-- Start of PROVIDED MATERIAL --
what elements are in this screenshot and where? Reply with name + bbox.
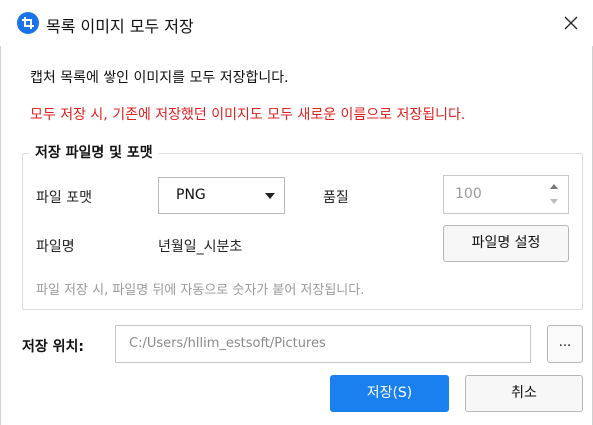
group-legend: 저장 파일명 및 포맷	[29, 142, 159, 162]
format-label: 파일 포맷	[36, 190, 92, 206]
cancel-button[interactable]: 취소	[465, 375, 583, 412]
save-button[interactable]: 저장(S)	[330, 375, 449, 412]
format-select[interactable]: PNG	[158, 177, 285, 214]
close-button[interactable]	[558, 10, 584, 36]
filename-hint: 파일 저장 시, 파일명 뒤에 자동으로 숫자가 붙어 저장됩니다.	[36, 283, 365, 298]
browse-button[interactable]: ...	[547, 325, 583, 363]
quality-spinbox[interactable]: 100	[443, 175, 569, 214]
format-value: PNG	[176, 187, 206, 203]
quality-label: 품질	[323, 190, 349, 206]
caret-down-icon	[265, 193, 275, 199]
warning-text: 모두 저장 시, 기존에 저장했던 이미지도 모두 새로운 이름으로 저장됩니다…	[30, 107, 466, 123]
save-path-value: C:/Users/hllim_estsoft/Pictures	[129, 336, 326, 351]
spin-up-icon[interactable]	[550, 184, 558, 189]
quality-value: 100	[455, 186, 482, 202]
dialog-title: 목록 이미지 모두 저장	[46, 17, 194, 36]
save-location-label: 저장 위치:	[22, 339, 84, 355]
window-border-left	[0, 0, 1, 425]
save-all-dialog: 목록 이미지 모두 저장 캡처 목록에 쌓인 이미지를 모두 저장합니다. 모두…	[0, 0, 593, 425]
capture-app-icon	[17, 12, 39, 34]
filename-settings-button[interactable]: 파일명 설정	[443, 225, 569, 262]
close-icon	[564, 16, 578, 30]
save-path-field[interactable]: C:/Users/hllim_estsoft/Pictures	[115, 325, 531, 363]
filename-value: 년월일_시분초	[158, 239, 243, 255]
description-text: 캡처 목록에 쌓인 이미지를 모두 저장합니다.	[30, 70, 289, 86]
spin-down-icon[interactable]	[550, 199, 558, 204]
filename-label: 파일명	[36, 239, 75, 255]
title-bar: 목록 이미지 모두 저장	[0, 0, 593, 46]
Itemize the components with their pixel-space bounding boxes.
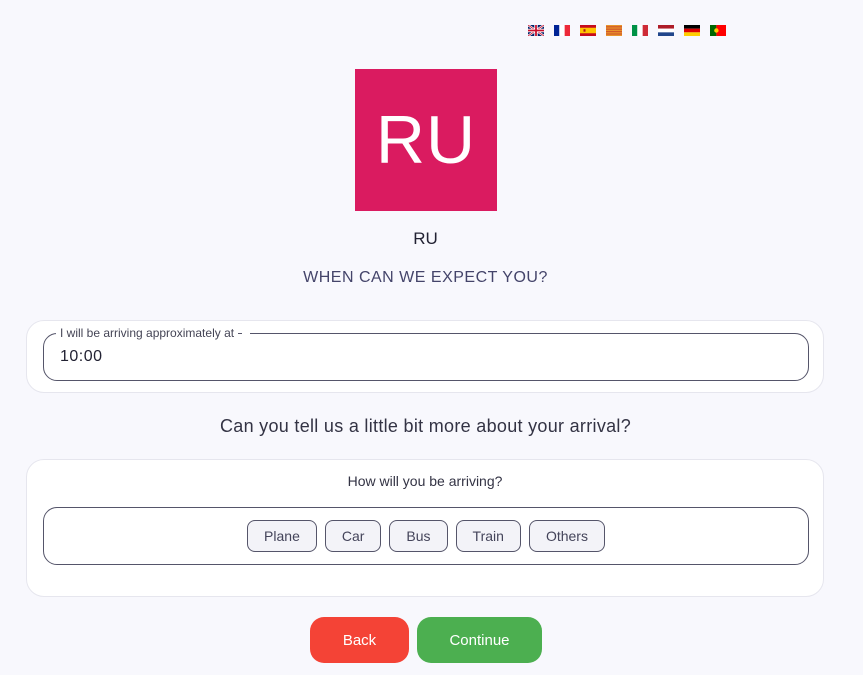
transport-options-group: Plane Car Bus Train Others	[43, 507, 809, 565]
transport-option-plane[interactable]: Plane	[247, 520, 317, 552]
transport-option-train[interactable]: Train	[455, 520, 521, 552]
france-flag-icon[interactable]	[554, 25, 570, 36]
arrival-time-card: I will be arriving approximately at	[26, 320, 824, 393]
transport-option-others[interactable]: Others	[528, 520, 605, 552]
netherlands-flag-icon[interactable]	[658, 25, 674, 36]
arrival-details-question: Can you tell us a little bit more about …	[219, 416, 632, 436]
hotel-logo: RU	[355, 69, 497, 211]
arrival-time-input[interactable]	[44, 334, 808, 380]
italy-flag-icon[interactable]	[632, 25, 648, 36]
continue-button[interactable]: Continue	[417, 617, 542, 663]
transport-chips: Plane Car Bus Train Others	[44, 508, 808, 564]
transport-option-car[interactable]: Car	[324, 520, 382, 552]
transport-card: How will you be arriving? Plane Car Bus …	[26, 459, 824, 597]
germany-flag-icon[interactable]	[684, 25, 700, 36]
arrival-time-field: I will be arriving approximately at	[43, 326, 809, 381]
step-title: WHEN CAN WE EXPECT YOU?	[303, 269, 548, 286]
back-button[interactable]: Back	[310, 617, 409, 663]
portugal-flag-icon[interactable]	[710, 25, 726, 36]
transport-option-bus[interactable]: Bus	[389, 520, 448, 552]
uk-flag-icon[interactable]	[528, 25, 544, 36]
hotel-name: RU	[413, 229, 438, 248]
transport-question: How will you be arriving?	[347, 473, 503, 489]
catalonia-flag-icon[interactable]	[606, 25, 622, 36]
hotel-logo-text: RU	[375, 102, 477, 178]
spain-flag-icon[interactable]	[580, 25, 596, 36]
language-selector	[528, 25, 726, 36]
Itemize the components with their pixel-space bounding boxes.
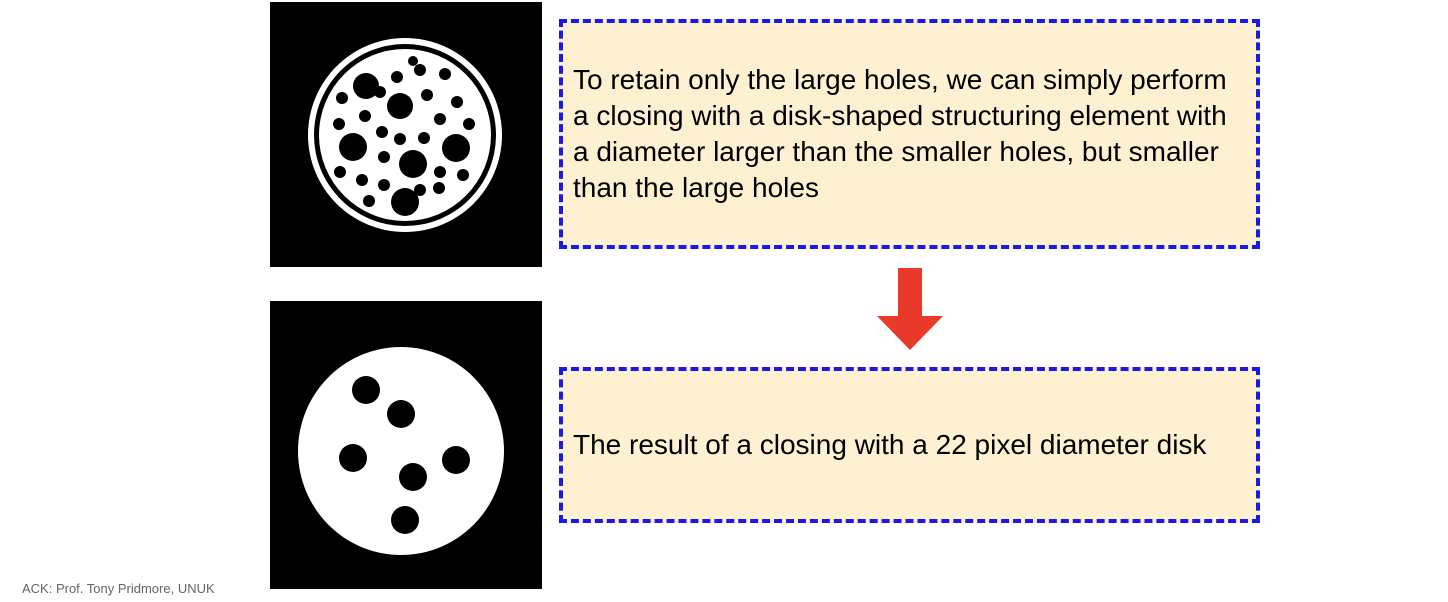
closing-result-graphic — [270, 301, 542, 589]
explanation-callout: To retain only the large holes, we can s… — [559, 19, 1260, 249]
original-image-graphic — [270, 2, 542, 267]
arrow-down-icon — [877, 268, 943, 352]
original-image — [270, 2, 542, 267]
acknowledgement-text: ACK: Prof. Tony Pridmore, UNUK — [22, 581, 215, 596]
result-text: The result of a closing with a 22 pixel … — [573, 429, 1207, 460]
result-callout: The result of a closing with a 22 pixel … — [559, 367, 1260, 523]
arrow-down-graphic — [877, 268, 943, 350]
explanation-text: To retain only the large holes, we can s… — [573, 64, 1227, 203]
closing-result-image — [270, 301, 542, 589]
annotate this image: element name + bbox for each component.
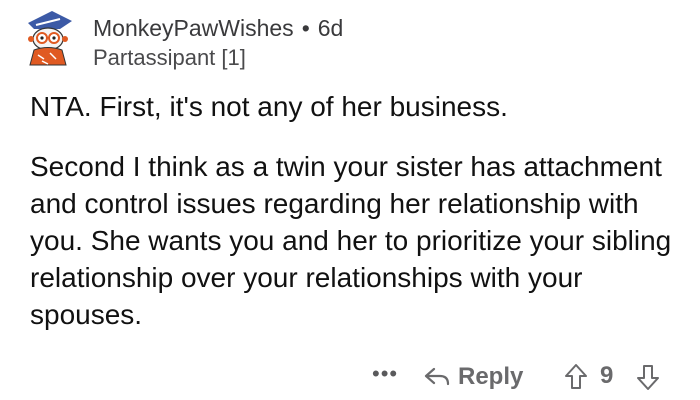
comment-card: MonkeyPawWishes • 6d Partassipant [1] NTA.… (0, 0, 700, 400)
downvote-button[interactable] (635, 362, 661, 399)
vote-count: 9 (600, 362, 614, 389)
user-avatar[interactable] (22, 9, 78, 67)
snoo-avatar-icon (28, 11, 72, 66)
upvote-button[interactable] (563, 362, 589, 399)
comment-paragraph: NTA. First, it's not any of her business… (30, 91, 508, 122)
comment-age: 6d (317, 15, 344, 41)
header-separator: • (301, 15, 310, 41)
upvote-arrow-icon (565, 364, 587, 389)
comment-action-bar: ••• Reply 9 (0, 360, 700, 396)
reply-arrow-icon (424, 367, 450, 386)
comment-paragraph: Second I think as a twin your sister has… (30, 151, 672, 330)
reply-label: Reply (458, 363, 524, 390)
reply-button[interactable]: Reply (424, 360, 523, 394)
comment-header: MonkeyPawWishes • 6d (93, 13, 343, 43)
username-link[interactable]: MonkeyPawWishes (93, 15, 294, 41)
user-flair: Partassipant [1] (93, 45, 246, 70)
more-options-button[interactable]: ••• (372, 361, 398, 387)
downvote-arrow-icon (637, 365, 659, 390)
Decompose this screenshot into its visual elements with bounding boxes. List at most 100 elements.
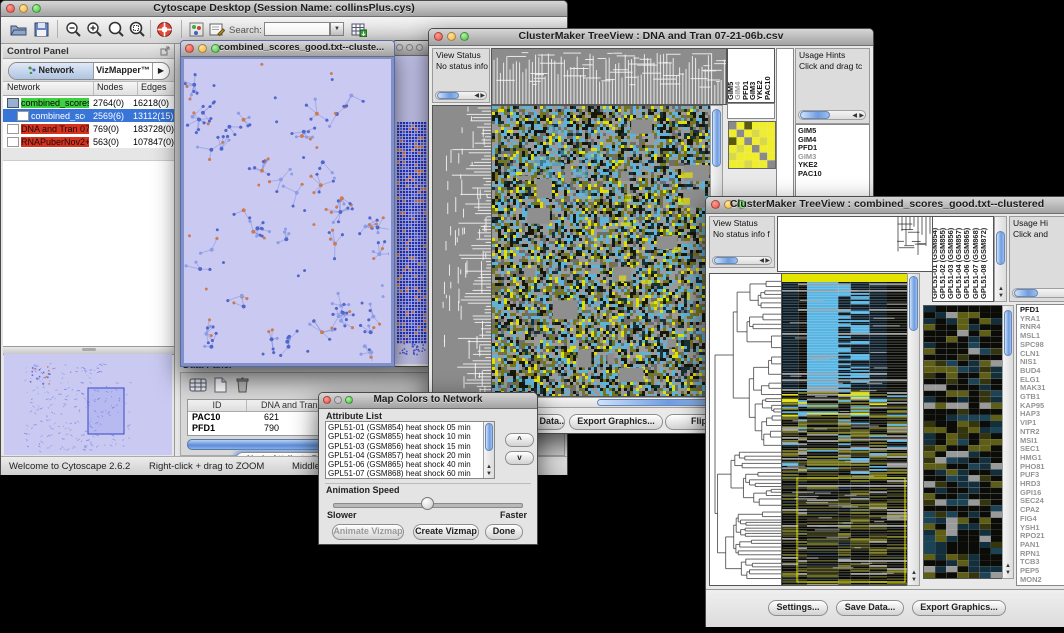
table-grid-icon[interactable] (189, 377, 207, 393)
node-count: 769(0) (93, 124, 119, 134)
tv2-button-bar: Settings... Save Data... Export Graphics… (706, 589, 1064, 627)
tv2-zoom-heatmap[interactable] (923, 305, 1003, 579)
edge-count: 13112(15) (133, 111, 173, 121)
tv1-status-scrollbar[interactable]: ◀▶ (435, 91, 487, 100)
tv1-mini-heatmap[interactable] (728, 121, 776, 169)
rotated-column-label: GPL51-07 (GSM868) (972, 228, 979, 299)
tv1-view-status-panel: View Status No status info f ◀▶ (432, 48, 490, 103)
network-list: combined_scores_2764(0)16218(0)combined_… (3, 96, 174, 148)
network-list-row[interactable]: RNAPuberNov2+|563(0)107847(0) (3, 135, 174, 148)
-- End of PROVIDED MATERIAL --
### PROBLEM DETAILS
Duplicate the listing above line for line, covering every entry but leaving out the picture lines.

### RESULT
what elements are in this screenshot and where? Reply with name + bbox.
group-legend: 저장 파일명 및 포맷	[29, 142, 159, 162]
format-label: 파일 포맷	[36, 190, 92, 206]
cancel-button[interactable]: 취소	[465, 375, 583, 412]
save-button[interactable]: 저장(S)	[330, 375, 449, 412]
format-select[interactable]: PNG	[158, 177, 285, 214]
close-button[interactable]	[558, 10, 584, 36]
filename-hint: 파일 저장 시, 파일명 뒤에 자동으로 숫자가 붙어 저장됩니다.	[36, 283, 365, 298]
browse-button[interactable]: ...	[547, 325, 583, 363]
quality-spinbox[interactable]: 100	[443, 175, 569, 214]
format-value: PNG	[176, 187, 206, 203]
quality-label: 품질	[323, 190, 349, 206]
caret-down-icon	[265, 193, 275, 199]
warning-text: 모두 저장 시, 기존에 저장했던 이미지도 모두 새로운 이름으로 저장됩니다…	[30, 107, 466, 123]
save-path-value: C:/Users/hllim_estsoft/Pictures	[129, 336, 326, 351]
spin-up-icon[interactable]	[550, 184, 558, 189]
quality-value: 100	[455, 186, 482, 202]
dialog-title: 목록 이미지 모두 저장	[46, 17, 194, 36]
save-location-label: 저장 위치:	[22, 339, 84, 355]
window-border-left	[0, 0, 1, 425]
save-all-dialog: 목록 이미지 모두 저장 캡처 목록에 쌓인 이미지를 모두 저장합니다. 모두…	[0, 0, 593, 425]
capture-app-icon	[17, 12, 39, 34]
filename-settings-button[interactable]: 파일명 설정	[443, 225, 569, 262]
close-icon	[564, 16, 578, 30]
save-path-field[interactable]: C:/Users/hllim_estsoft/Pictures	[115, 325, 531, 363]
filename-value: 년월일_시분초	[158, 239, 243, 255]
description-text: 캡처 목록에 쌓인 이미지를 모두 저장합니다.	[30, 70, 289, 86]
spin-down-icon[interactable]	[550, 199, 558, 204]
filename-label: 파일명	[36, 239, 75, 255]
title-bar: 목록 이미지 모두 저장	[0, 0, 593, 46]
Itemize the components with their pixel-space bounding boxes.
transport-options-group: Plane Car Bus Train Others	[43, 507, 809, 565]
transport-option-plane[interactable]: Plane	[247, 520, 317, 552]
transport-option-train[interactable]: Train	[455, 520, 521, 552]
france-flag-icon[interactable]	[554, 25, 570, 36]
arrival-time-card: I will be arriving approximately at	[26, 320, 824, 393]
transport-option-others[interactable]: Others	[528, 520, 605, 552]
netherlands-flag-icon[interactable]	[658, 25, 674, 36]
arrival-details-question: Can you tell us a little bit more about …	[219, 416, 632, 436]
hotel-logo: RU	[355, 69, 497, 211]
arrival-time-input[interactable]	[44, 334, 808, 380]
italy-flag-icon[interactable]	[632, 25, 648, 36]
continue-button[interactable]: Continue	[417, 617, 542, 663]
transport-chips: Plane Car Bus Train Others	[44, 508, 808, 564]
transport-option-car[interactable]: Car	[324, 520, 382, 552]
transport-card: How will you be arriving? Plane Car Bus …	[26, 459, 824, 597]
germany-flag-icon[interactable]	[684, 25, 700, 36]
arrival-time-field: I will be arriving approximately at	[43, 326, 809, 381]
step-title: WHEN CAN WE EXPECT YOU?	[303, 269, 548, 286]
back-button[interactable]: Back	[310, 617, 409, 663]
portugal-flag-icon[interactable]	[710, 25, 726, 36]
transport-option-bus[interactable]: Bus	[389, 520, 448, 552]
uk-flag-icon[interactable]	[528, 25, 544, 36]
hotel-name: RU	[413, 229, 438, 248]
transport-question: How will you be arriving?	[347, 473, 503, 489]
catalonia-flag-icon[interactable]	[606, 25, 622, 36]
hotel-logo-text: RU	[375, 102, 477, 178]
spain-flag-icon[interactable]	[580, 25, 596, 36]
language-selector	[528, 25, 726, 36]
Itemize the components with their pixel-space bounding boxes.
closing-result-graphic — [270, 301, 542, 589]
explanation-callout: To retain only the large holes, we can s… — [559, 19, 1260, 249]
original-image-graphic — [270, 2, 542, 267]
arrow-down-icon — [877, 268, 943, 352]
original-image — [270, 2, 542, 267]
acknowledgement-text: ACK: Prof. Tony Pridmore, UNUK — [22, 581, 215, 596]
result-text: The result of a closing with a 22 pixel … — [573, 429, 1207, 460]
result-callout: The result of a closing with a 22 pixel … — [559, 367, 1260, 523]
arrow-down-graphic — [877, 268, 943, 350]
explanation-text: To retain only the large holes, we can s… — [573, 64, 1227, 203]
closing-result-image — [270, 301, 542, 589]
annotate this image: element name + bbox for each component.
comment-card: MonkeyPawWishes • 6d Partassipant [1] NTA.… (0, 0, 700, 400)
downvote-button[interactable] (635, 362, 661, 399)
vote-count: 9 (600, 362, 614, 389)
user-avatar[interactable] (22, 9, 78, 67)
snoo-avatar-icon (28, 11, 72, 66)
upvote-button[interactable] (563, 362, 589, 399)
comment-paragraph: NTA. First, it's not any of her business… (30, 91, 508, 122)
comment-age: 6d (317, 15, 344, 41)
header-separator: • (301, 15, 310, 41)
upvote-arrow-icon (565, 364, 587, 389)
comment-action-bar: ••• Reply 9 (0, 360, 700, 396)
reply-arrow-icon (424, 367, 450, 386)
comment-paragraph: Second I think as a twin your sister has… (30, 151, 672, 330)
reply-label: Reply (458, 363, 524, 390)
reply-button[interactable]: Reply (424, 360, 523, 394)
comment-header: MonkeyPawWishes • 6d (93, 13, 343, 43)
username-link[interactable]: MonkeyPawWishes (93, 15, 294, 41)
user-flair: Partassipant [1] (93, 45, 246, 70)
more-options-button[interactable]: ••• (372, 361, 398, 387)
downvote-arrow-icon (637, 365, 659, 390)
Decompose this screenshot into its visual elements with bounding boxes. List at most 100 elements.
table-grid-icon[interactable] (189, 377, 207, 393)
node-count: 769(0) (93, 124, 119, 134)
tv2-button-bar: Settings... Save Data... Export Graphics… (706, 589, 1064, 627)
tv2-zoom-heatmap[interactable] (923, 305, 1003, 579)
edge-count: 13112(15) (133, 111, 173, 121)
tv1-status-scrollbar[interactable]: ◀▶ (435, 91, 487, 100)
tv1-mini-heatmap[interactable] (728, 121, 776, 169)
rotated-column-label: GPL51-07 (GSM868) (972, 228, 979, 299)
tv1-view-status-panel: View Status No status info f ◀▶ (432, 48, 490, 103)
network-list: combined_scores_2764(0)16218(0)combined_… (3, 96, 174, 148)
network-list-row[interactable]: RNAPuberNov2+|563(0)107847(0) (3, 135, 174, 148)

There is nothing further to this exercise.